→ Task requirements: The records that follow must be repeated verbatim, every one of them.

** Start of Supplied material **

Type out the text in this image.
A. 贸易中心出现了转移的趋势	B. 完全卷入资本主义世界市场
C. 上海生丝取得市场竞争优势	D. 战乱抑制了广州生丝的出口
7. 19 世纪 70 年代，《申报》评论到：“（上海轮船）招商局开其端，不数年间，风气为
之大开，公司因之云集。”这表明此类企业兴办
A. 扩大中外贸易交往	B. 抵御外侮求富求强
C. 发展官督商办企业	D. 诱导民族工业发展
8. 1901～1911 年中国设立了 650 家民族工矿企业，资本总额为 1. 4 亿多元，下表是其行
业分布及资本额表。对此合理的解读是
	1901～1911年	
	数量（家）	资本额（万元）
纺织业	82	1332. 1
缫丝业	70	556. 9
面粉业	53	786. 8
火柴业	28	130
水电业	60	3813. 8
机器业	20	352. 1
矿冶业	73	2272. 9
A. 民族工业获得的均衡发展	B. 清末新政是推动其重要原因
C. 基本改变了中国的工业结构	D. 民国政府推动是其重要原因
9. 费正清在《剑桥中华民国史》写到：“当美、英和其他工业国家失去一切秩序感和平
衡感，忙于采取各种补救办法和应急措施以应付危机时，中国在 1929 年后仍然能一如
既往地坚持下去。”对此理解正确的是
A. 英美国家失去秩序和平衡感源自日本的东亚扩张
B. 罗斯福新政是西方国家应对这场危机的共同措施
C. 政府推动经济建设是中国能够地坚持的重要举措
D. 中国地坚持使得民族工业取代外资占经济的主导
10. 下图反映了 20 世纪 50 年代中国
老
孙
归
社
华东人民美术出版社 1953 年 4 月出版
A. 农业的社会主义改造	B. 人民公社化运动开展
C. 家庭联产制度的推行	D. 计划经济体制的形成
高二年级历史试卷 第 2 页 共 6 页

** End of Supplied material **

→ Final answer:
Type out the text in this image.
A. 贸易中心出现了转移的趋势	B. 完全卷入资本主义世界市场
C. 上海生丝取得市场竞争优势	D. 战乱抑制了广州生丝的出口
7. 19 世纪 70 年代，《申报》评论到：“（上海轮船）招商局开其端，不数年间，风气为
之大开，公司因之云集。”这表明此类企业兴办
A. 扩大中外贸易交往	B. 抵御外侮求富求强
C. 发展官督商办企业	D. 诱导民族工业发展
8. 1901～1911 年中国设立了 650 家民族工矿企业，资本总额为 1. 4 亿多元，下表是其行
业分布及资本额表。对此合理的解读是
	1901～1911年	
	数量（家）	资本额（万元）
纺织业	82	1332. 1
缫丝业	70	556. 9
面粉业	53	786. 8
火柴业	28	130
水电业	60	3813. 8
机器业	20	352. 1
矿冶业	73	2272. 9
A. 民族工业获得的均衡发展	B. 清末新政是推动其重要原因
C. 基本改变了中国的工业结构	D. 民国政府推动是其重要原因
9. 费正清在《剑桥中华民国史》写到：“当美、英和其他工业国家失去一切秩序感和平
衡感，忙于采取各种补救办法和应急措施以应付危机时，中国在 1929 年后仍然能一如
既往地坚持下去。”对此理解正确的是
A. 英美国家失去秩序和平衡感源自日本的东亚扩张
B. 罗斯福新政是西方国家应对这场危机的共同措施
C. 政府推动经济建设是中国能够地坚持的重要举措
D. 中国地坚持使得民族工业取代外资占经济的主导
10. 下图反映了 20 世纪 50 年代中国
老
孙
归
社
华东人民美术出版社 1953 年 4 月出版
A. 农业的社会主义改造	B. 人民公社化运动开展
C. 家庭联产制度的推行	D. 计划经济体制的形成
高二年级历史试卷 第 2 页 共 6 页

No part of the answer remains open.